## EXERCISE AIM
Will you give the material below again, every line exactly as it is?

——

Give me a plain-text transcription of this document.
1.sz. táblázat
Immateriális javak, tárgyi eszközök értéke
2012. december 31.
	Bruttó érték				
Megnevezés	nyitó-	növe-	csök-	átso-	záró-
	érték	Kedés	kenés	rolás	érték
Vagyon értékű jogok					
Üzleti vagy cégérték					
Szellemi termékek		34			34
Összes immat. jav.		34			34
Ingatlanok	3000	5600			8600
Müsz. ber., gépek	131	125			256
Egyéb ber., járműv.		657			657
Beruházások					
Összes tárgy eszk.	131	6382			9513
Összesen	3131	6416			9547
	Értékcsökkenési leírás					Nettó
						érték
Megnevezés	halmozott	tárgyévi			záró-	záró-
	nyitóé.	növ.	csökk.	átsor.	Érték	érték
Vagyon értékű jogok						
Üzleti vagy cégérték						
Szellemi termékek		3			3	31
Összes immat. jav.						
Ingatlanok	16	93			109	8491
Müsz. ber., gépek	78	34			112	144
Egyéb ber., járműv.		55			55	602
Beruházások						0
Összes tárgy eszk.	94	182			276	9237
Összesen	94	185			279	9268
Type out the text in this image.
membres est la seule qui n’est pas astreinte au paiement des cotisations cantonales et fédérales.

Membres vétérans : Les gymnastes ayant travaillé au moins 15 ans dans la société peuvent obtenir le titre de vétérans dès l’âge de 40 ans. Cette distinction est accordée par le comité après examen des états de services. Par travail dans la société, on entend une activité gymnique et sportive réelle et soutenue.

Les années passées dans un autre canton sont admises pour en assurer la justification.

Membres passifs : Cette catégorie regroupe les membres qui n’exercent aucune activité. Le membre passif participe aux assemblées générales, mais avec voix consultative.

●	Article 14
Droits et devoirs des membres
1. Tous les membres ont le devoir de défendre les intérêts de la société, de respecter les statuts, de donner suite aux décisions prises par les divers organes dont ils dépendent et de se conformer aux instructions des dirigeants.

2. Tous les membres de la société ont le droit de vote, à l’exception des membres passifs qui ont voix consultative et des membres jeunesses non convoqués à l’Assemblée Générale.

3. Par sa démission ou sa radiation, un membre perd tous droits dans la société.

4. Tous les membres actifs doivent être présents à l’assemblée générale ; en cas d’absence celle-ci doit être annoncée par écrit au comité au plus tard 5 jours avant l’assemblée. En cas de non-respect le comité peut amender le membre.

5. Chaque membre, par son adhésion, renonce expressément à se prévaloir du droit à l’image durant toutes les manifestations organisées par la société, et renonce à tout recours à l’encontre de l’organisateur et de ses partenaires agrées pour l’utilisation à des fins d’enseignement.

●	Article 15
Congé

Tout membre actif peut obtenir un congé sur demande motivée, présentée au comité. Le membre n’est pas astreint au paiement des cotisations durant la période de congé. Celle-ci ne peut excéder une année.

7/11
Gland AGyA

——

## EXPECTED ANSWER
Give me a plain-text transcription of this document.
1.sz. táblázat
Immateriális javak, tárgyi eszközök értéke
2012. december 31.
	Bruttó érték				
Megnevezés	nyitó-	növe-	csök-	átso-	záró-
	érték	Kedés	kenés	rolás	érték
Vagyon értékű jogok					
Üzleti vagy cégérték					
Szellemi termékek		34			34
Összes immat. jav.		34			34
Ingatlanok	3000	5600			8600
Müsz. ber., gépek	131	125			256
Egyéb ber., járműv.		657			657
Beruházások					
Összes tárgy eszk.	131	6382			9513
Összesen	3131	6416			9547
	Értékcsökkenési leírás					Nettó
						érték
Megnevezés	halmozott	tárgyévi			záró-	záró-
	nyitóé.	növ.	csökk.	átsor.	Érték	érték
Vagyon értékű jogok						
Üzleti vagy cégérték						
Szellemi termékek		3			3	31
Összes immat. jav.						
Ingatlanok	16	93			109	8491
Müsz. ber., gépek	78	34			112	144
Egyéb ber., járműv.		55			55	602
Beruházások						0
Összes tárgy eszk.	94	182			276	9237
Összesen	94	185			279	9268
Type out the text in this image.
membres est la seule qui n’est pas astreinte au paiement des cotisations cantonales et fédérales.

Membres vétérans : Les gymnastes ayant travaillé au moins 15 ans dans la société peuvent obtenir le titre de vétérans dès l’âge de 40 ans. Cette distinction est accordée par le comité après examen des états de services. Par travail dans la société, on entend une activité gymnique et sportive réelle et soutenue.

Les années passées dans un autre canton sont admises pour en assurer la justification.

Membres passifs : Cette catégorie regroupe les membres qui n’exercent aucune activité. Le membre passif participe aux assemblées générales, mais avec voix consultative.

●	Article 14
Droits et devoirs des membres
1. Tous les membres ont le devoir de défendre les intérêts de la société, de respecter les statuts, de donner suite aux décisions prises par les divers organes dont ils dépendent et de se conformer aux instructions des dirigeants.

2. Tous les membres de la société ont le droit de vote, à l’exception des membres passifs qui ont voix consultative et des membres jeunesses non convoqués à l’Assemblée Générale.

3. Par sa démission ou sa radiation, un membre perd tous droits dans la société.

4. Tous les membres actifs doivent être présents à l’assemblée générale ; en cas d’absence celle-ci doit être annoncée par écrit au comité au plus tard 5 jours avant l’assemblée. En cas de non-respect le comité peut amender le membre.

5. Chaque membre, par son adhésion, renonce expressément à se prévaloir du droit à l’image durant toutes les manifestations organisées par la société, et renonce à tout recours à l’encontre de l’organisateur et de ses partenaires agrées pour l’utilisation à des fins d’enseignement.

●	Article 15
Congé

Tout membre actif peut obtenir un congé sur demande motivée, présentée au comité. Le membre n’est pas astreint au paiement des cotisations durant la période de congé. Celle-ci ne peut excéder une année.

7/11
Gland AGyA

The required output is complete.